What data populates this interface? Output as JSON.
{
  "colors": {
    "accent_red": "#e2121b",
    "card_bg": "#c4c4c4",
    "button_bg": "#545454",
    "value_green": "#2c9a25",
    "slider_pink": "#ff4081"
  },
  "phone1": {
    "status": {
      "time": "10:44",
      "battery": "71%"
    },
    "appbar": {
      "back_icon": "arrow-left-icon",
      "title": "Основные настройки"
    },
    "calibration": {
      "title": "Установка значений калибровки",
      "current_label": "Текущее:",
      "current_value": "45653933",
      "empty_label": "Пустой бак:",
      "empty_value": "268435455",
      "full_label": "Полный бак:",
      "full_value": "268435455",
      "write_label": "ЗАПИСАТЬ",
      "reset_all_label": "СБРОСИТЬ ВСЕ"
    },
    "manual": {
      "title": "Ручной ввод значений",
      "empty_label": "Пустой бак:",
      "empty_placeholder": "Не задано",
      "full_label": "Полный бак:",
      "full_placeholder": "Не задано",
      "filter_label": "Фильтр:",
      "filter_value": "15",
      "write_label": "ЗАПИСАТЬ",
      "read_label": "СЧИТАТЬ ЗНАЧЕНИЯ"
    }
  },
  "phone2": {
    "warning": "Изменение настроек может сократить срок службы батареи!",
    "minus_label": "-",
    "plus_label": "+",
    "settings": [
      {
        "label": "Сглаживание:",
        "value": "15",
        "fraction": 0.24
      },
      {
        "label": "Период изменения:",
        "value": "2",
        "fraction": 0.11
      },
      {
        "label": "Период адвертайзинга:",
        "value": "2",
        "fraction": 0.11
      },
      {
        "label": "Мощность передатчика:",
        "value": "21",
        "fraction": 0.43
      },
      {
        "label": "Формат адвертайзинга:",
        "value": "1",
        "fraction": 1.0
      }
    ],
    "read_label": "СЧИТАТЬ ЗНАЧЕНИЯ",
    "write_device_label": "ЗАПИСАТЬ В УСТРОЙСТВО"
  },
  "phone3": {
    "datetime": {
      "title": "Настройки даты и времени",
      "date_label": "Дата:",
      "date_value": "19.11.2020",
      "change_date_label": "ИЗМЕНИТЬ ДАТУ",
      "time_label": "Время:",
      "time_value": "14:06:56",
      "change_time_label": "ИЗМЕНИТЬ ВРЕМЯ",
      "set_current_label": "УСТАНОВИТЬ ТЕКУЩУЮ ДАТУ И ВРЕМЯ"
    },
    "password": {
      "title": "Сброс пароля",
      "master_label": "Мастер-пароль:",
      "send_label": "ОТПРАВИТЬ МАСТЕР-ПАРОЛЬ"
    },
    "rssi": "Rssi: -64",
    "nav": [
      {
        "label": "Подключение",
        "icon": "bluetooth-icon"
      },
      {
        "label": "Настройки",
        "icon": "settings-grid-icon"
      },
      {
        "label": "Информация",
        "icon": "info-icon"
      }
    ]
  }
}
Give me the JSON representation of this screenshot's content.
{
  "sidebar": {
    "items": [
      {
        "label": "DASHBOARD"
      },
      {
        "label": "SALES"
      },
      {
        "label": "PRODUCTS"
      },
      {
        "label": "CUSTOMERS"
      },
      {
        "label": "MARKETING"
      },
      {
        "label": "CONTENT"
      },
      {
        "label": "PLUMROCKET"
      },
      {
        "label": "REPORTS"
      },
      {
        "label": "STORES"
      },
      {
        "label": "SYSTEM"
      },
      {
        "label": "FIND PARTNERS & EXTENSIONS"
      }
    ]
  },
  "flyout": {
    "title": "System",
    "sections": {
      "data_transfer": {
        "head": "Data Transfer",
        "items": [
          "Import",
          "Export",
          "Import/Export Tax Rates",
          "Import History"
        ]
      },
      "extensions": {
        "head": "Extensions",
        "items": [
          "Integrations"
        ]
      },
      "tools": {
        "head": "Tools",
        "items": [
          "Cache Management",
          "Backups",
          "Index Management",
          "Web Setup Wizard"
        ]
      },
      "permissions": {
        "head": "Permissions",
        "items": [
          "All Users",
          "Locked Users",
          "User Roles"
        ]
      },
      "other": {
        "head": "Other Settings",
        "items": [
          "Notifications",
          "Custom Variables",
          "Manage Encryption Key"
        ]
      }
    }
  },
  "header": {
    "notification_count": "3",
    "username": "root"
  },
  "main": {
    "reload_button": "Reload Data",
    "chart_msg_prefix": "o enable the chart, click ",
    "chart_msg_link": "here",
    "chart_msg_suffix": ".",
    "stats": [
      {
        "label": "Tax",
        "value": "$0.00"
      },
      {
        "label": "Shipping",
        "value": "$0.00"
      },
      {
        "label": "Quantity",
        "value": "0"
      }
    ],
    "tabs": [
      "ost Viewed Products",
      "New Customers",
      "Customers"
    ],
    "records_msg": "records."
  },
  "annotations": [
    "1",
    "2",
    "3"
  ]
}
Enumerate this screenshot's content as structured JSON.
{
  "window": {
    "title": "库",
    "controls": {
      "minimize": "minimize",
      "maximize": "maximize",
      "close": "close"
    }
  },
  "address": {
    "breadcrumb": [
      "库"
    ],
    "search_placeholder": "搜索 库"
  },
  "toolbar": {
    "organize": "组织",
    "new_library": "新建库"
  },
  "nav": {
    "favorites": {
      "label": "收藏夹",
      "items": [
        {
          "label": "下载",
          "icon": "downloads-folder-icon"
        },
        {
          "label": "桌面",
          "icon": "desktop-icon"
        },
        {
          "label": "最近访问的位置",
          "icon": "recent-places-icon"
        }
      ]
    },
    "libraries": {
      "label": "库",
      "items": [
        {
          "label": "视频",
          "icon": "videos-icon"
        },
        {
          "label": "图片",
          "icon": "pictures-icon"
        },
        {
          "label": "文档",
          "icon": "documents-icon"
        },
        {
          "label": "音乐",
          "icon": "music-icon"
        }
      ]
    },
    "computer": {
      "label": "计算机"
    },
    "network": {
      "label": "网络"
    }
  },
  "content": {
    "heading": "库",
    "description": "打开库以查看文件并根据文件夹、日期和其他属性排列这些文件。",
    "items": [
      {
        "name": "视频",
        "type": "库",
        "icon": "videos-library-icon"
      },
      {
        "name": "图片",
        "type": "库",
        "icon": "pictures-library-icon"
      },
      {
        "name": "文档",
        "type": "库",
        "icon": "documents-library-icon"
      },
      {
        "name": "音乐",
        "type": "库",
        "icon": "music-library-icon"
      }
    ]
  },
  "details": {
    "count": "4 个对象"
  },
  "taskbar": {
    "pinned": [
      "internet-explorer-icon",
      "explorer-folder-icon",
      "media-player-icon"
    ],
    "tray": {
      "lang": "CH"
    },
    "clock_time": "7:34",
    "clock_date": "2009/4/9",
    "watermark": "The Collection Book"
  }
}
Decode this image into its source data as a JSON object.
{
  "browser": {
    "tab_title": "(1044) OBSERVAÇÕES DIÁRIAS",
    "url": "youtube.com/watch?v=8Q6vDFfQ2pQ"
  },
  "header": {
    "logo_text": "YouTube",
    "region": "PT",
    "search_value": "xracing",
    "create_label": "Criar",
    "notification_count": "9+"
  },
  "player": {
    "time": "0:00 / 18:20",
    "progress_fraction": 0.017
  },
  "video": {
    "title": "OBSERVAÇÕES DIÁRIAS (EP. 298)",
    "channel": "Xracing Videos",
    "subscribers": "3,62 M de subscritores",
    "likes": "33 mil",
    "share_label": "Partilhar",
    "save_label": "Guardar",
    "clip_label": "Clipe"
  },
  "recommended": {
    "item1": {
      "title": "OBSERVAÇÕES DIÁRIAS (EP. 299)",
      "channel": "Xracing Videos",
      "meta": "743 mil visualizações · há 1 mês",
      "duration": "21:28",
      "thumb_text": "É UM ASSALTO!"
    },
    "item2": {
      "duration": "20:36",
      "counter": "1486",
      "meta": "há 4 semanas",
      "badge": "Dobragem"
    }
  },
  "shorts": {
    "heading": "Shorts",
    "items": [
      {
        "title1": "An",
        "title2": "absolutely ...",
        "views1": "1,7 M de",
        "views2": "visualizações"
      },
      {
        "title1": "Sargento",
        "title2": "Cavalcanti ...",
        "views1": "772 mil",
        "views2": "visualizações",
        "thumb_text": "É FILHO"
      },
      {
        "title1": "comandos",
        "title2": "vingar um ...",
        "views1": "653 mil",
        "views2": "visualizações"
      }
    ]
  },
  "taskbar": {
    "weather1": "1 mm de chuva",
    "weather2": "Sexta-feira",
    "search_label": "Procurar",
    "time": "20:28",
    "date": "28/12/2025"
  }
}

+ + + +

Given exercise —
Scan the lines for the string "ЗНАЧЕНИЯ". Copy out each line that matches.

Solved problem —
      "read_label": "СЧИТАТЬ ЗНАЧЕНИЯ"
    "read_label": "СЧИТАТЬ ЗНАЧЕНИЯ",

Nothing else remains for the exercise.